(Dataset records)
#####
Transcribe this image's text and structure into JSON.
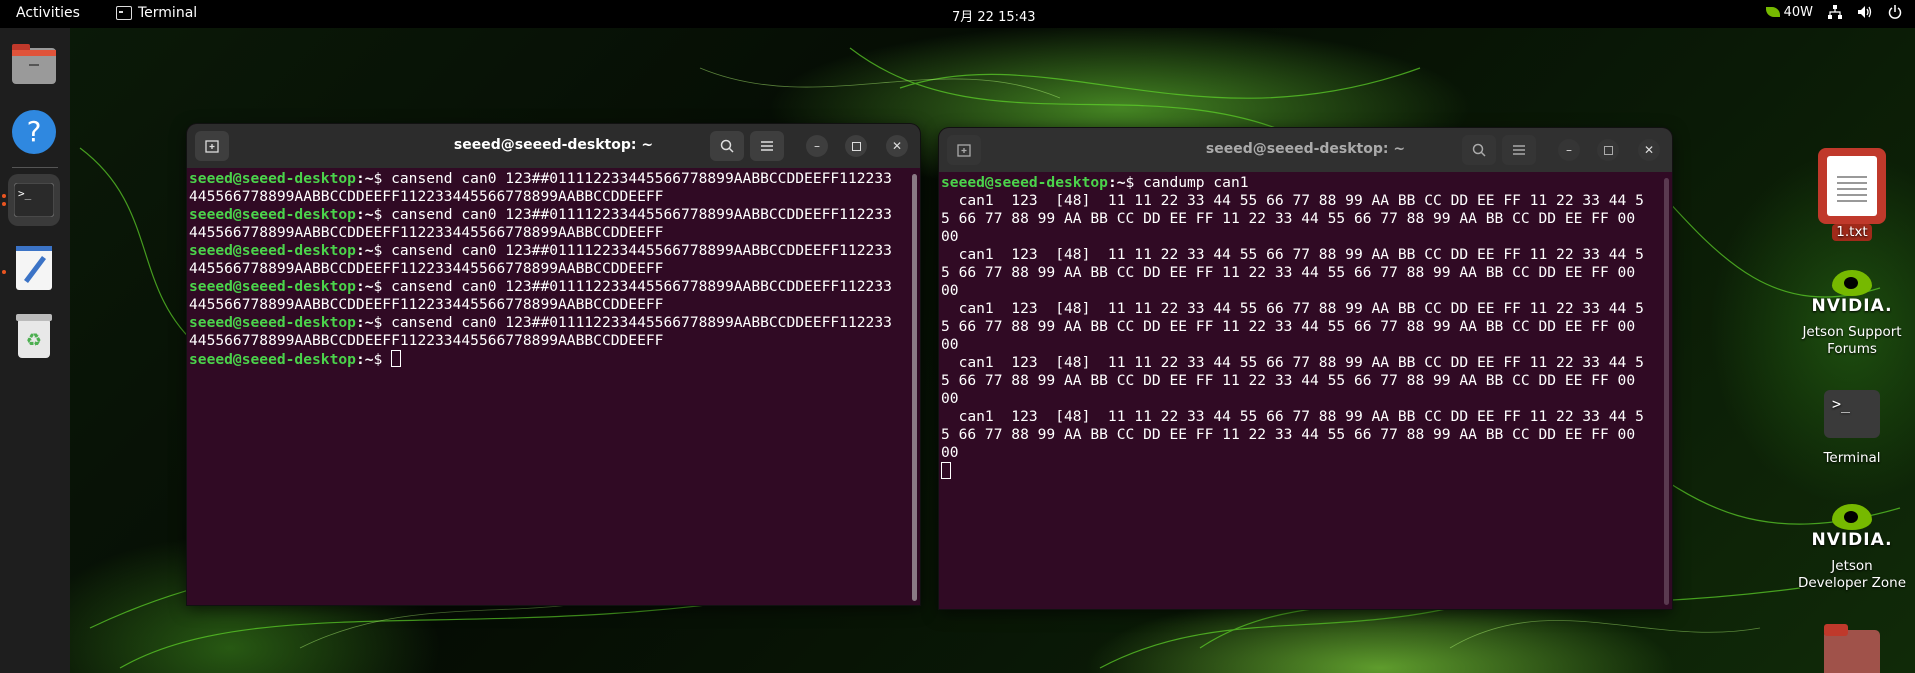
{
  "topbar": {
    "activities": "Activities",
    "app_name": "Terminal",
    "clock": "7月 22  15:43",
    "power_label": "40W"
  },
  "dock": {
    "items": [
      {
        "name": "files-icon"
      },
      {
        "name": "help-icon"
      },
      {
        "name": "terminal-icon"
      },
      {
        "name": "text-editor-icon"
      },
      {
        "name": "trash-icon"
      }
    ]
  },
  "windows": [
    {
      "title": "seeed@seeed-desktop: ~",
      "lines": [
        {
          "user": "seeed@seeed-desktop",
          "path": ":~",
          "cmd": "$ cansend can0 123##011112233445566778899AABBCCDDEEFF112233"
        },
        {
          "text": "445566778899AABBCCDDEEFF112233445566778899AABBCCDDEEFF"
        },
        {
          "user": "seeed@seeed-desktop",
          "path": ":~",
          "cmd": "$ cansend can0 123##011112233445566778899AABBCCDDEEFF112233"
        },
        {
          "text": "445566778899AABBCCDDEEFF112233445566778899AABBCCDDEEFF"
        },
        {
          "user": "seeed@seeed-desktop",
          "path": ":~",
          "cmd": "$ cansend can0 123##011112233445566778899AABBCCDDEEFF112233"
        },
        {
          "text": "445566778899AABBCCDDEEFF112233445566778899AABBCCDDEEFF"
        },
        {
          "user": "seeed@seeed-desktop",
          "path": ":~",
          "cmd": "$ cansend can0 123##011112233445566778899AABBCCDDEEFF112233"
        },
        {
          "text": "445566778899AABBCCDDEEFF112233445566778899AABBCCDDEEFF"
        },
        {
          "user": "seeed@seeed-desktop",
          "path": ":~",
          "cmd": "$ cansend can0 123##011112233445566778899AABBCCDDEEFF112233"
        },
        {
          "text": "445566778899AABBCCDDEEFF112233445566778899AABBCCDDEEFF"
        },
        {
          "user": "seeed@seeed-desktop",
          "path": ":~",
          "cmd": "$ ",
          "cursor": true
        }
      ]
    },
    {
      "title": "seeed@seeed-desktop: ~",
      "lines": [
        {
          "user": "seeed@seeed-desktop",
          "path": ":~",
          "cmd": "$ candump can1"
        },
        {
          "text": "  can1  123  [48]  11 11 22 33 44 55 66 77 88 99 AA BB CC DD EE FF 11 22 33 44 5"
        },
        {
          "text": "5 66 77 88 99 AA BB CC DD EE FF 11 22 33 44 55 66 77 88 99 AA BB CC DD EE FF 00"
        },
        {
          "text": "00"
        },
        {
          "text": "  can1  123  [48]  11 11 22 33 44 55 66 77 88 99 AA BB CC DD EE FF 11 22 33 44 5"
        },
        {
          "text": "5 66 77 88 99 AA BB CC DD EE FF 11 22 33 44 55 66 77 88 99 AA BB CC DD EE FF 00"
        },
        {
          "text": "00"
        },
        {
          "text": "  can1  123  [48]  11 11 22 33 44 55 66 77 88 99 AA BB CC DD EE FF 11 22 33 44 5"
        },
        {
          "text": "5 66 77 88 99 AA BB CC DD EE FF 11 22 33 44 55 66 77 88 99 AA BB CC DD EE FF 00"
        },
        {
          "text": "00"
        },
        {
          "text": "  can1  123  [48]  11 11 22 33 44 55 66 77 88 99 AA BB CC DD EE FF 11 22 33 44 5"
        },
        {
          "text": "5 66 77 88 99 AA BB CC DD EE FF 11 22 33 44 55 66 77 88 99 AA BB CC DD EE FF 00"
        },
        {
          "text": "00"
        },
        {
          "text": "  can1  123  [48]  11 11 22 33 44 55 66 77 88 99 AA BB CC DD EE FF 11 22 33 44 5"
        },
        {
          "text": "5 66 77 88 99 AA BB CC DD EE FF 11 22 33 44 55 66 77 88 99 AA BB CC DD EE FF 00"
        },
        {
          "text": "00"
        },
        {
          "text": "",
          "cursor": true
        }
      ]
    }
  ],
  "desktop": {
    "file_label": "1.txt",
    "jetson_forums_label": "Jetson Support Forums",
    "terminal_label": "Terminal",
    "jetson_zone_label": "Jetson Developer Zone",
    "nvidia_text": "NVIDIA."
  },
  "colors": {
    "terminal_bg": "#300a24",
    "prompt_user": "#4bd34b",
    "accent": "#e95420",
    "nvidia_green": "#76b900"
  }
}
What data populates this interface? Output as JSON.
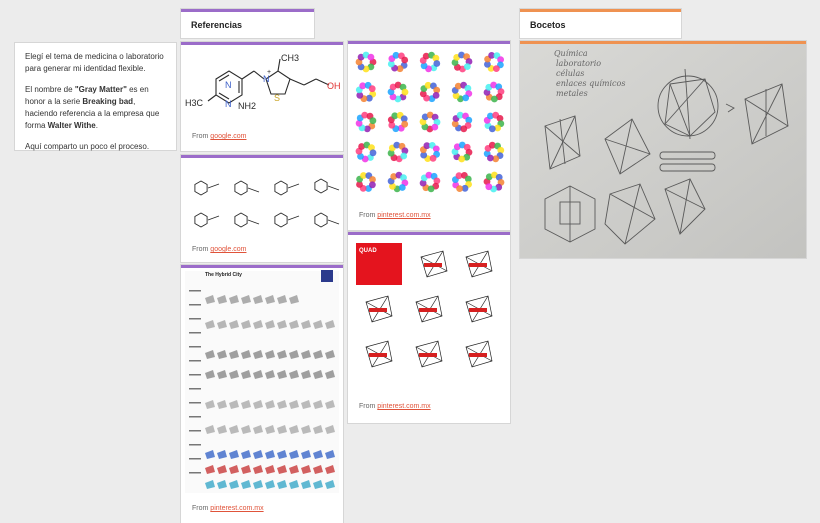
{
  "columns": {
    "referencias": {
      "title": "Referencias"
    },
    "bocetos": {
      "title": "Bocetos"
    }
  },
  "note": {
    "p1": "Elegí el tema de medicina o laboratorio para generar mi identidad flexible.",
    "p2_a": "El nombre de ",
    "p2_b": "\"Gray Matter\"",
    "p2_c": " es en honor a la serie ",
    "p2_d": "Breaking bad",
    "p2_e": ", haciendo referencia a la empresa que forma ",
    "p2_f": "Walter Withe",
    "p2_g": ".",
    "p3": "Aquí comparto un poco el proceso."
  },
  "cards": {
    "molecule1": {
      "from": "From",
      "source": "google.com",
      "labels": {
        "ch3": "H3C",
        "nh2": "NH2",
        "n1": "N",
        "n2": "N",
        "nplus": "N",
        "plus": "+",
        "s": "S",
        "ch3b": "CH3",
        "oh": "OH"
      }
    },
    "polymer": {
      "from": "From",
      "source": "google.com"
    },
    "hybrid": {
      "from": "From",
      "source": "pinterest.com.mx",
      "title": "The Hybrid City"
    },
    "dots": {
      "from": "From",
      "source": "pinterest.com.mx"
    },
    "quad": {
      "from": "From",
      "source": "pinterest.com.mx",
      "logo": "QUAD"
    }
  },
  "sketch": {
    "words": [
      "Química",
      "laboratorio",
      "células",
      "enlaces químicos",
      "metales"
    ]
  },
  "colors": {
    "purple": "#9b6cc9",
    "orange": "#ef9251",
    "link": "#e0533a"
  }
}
#####
▶ _YOUR OBJECTIVE_
Of all the lines in the material above, how many contain the word "laboratorio"? Give only the count.

▶ _RESPONSE TO THIS TASK_
2